EXERCISE GOAL:
What number of lines hold the word "page"? State that number and nothing besides.

::: THE RECORDS :::

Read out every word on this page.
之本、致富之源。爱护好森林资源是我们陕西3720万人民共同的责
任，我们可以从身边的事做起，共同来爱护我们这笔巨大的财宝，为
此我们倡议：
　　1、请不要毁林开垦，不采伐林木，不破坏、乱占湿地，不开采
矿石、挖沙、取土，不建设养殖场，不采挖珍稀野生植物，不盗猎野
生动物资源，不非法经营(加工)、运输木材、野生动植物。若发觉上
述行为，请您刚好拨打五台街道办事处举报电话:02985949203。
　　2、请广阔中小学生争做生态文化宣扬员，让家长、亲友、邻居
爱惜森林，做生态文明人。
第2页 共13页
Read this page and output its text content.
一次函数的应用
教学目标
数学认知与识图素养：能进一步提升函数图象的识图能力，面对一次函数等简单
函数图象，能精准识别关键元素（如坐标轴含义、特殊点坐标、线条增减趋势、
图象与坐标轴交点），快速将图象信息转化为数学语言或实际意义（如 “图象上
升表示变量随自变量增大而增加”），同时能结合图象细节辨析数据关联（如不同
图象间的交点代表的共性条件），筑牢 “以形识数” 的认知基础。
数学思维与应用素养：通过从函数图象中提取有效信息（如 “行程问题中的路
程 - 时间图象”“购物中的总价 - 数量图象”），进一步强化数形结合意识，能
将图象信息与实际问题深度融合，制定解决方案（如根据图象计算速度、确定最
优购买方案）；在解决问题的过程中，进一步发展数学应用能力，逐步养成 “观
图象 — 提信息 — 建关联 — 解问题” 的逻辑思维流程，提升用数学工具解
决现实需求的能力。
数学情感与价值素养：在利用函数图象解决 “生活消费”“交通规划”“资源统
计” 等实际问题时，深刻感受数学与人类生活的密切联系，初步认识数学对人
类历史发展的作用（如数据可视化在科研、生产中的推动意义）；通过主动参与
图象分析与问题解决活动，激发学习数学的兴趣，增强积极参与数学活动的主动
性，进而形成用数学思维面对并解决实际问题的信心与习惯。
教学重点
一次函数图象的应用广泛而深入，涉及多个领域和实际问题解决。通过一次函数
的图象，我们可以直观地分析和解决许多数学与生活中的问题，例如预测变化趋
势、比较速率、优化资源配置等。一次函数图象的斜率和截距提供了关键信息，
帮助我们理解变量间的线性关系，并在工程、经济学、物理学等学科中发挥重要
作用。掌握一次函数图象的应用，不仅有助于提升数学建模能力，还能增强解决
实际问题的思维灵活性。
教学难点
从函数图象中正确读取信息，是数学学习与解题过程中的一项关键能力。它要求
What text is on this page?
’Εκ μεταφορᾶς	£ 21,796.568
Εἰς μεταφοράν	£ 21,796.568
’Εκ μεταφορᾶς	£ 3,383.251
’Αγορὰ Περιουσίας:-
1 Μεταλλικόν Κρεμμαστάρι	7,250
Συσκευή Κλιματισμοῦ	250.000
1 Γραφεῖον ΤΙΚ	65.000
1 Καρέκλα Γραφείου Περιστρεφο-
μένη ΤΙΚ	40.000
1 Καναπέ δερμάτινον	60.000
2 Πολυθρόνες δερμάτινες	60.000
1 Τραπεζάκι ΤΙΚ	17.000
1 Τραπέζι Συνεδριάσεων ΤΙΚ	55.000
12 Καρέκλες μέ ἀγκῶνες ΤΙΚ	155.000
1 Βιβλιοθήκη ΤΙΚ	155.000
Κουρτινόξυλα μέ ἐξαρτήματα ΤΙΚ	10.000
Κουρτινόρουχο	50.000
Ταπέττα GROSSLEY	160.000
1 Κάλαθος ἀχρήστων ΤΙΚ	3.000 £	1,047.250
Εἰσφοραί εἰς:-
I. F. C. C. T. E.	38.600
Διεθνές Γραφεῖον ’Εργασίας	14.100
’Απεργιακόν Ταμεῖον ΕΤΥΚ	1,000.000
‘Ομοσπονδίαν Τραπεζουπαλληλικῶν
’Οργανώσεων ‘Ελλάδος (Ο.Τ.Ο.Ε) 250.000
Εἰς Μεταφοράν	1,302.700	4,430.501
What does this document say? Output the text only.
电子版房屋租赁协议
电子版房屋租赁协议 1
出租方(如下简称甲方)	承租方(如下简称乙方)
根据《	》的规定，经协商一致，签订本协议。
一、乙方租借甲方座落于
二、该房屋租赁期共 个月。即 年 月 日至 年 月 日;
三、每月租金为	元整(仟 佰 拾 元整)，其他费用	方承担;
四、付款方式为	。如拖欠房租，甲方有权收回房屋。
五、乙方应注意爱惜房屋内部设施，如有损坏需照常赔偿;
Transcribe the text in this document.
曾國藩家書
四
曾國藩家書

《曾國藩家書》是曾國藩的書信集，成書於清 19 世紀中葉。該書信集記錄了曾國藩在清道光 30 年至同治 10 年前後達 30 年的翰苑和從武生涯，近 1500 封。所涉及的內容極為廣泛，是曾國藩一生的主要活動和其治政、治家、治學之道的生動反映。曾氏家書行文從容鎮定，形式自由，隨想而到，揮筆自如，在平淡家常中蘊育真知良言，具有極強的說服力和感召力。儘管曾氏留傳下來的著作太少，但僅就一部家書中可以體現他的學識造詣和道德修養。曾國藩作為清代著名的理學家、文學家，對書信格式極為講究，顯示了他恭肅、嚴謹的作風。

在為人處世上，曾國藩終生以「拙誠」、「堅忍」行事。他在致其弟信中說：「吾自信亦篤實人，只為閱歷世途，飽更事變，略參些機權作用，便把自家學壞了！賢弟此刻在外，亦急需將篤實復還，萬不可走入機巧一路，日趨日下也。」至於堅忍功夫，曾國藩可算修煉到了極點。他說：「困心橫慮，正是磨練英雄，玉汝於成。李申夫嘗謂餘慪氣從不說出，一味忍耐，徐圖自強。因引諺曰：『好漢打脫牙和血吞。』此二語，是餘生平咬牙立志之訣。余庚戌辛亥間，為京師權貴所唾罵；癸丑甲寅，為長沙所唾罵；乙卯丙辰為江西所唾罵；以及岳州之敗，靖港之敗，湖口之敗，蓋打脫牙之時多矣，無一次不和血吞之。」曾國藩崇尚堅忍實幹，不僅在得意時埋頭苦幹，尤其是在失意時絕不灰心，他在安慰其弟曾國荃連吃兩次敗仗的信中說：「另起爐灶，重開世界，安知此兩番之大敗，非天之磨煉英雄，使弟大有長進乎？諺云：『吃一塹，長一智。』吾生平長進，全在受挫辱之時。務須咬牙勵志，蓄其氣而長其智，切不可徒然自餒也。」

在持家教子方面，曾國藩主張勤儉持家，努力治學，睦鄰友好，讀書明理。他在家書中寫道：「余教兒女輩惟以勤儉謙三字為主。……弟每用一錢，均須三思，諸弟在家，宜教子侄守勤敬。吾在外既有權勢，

:::

THE COMPLETED TASK:
3